* **EXERCISE GOAL**
Gather all lines with the word "October" in them.

* **DATA FOR THIS EXERCISE**

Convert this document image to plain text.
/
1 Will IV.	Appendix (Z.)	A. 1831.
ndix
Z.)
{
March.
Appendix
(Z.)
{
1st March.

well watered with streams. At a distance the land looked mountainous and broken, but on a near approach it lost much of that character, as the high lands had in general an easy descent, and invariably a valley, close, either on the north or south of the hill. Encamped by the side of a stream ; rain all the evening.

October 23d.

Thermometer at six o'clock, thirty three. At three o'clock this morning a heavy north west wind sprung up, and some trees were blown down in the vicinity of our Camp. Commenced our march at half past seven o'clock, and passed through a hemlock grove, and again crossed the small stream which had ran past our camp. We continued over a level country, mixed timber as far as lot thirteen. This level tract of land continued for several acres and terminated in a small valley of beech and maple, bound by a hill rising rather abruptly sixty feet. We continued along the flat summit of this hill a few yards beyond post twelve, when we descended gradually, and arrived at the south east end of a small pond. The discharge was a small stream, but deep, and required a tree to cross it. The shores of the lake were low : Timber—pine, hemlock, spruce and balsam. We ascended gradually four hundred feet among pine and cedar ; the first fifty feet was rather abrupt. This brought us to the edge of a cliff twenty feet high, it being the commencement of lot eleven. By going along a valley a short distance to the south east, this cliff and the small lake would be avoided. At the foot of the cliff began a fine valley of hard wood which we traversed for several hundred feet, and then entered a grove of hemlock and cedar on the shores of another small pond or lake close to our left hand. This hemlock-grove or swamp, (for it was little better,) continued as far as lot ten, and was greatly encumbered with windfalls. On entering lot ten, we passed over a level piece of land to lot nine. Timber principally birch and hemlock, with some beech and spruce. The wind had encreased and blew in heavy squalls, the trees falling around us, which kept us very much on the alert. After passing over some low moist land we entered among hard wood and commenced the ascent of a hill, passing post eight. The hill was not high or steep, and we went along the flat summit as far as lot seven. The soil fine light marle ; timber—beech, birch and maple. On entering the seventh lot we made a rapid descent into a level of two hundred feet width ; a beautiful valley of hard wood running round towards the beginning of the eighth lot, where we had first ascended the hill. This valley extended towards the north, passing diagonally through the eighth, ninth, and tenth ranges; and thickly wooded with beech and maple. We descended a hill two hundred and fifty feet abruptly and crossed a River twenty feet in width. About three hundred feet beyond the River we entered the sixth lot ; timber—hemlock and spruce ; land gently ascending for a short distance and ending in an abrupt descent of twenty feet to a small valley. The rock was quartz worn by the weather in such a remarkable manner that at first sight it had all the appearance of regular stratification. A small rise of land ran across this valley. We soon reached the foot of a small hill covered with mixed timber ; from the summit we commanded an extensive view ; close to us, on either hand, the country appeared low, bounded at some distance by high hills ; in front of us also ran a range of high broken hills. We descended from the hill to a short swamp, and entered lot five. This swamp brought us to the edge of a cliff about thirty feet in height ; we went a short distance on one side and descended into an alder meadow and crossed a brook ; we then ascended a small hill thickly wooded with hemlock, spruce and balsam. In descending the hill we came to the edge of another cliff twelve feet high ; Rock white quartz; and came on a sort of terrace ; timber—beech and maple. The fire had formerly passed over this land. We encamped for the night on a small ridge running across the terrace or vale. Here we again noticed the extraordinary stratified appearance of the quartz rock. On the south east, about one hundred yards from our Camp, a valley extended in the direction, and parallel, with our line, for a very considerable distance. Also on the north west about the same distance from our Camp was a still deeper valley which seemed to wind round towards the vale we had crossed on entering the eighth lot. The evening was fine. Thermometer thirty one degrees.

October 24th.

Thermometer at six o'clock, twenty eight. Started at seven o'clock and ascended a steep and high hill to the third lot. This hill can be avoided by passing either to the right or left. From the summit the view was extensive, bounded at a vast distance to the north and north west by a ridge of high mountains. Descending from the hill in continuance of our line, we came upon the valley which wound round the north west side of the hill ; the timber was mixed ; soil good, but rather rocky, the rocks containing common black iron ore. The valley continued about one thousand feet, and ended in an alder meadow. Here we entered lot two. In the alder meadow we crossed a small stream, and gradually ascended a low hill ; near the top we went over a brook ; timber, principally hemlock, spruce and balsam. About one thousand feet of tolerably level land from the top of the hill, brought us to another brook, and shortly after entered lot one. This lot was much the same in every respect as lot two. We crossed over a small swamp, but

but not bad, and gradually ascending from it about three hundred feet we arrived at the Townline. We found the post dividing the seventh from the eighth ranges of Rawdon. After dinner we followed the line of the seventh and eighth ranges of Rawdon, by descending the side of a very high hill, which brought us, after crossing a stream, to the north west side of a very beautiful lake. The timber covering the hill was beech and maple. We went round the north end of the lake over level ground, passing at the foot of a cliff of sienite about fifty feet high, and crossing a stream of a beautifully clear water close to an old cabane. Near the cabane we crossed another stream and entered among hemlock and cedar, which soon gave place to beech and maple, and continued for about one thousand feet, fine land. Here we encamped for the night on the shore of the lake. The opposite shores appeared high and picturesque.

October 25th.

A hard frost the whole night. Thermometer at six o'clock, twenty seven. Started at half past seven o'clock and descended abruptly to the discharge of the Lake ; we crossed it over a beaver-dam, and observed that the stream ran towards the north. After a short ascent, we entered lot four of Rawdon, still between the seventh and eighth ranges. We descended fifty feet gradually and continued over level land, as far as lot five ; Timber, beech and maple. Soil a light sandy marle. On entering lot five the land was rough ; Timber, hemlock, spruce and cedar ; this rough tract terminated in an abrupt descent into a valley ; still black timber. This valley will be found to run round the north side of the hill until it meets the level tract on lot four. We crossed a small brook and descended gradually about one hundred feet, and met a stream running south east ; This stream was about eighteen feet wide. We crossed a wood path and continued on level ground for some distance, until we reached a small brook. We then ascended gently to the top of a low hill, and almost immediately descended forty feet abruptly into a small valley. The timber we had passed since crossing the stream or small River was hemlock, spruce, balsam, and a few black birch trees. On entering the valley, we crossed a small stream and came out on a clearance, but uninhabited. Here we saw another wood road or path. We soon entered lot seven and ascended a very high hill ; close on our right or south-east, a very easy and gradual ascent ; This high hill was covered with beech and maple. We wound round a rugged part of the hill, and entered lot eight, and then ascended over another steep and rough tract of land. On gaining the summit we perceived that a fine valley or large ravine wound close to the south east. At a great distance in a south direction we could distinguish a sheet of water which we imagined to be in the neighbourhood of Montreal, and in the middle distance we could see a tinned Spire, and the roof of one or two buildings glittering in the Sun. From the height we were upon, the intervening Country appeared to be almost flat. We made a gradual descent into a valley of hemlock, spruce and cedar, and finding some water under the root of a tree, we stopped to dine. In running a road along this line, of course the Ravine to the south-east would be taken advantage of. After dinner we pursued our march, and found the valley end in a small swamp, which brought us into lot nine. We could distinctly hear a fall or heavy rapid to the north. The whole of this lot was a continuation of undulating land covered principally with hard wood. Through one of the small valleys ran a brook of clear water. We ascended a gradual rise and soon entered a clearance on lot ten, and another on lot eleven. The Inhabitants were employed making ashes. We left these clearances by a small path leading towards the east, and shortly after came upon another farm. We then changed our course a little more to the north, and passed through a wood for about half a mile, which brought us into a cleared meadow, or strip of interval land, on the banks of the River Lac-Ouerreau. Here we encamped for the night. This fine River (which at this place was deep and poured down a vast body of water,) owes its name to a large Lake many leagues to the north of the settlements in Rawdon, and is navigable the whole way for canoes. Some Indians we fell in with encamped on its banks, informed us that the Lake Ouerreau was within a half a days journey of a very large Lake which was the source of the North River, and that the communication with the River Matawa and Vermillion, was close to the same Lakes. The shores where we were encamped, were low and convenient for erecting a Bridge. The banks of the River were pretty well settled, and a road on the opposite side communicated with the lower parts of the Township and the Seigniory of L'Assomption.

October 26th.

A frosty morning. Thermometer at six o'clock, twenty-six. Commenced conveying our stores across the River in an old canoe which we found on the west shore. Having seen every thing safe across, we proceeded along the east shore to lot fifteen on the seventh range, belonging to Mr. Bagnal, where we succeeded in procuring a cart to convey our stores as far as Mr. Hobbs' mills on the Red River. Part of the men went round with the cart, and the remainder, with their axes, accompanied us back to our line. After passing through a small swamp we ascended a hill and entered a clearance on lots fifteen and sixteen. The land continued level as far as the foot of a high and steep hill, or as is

* **TASK SOLUTION**
October 23d.
October 24th.
October 25th.
October 26th.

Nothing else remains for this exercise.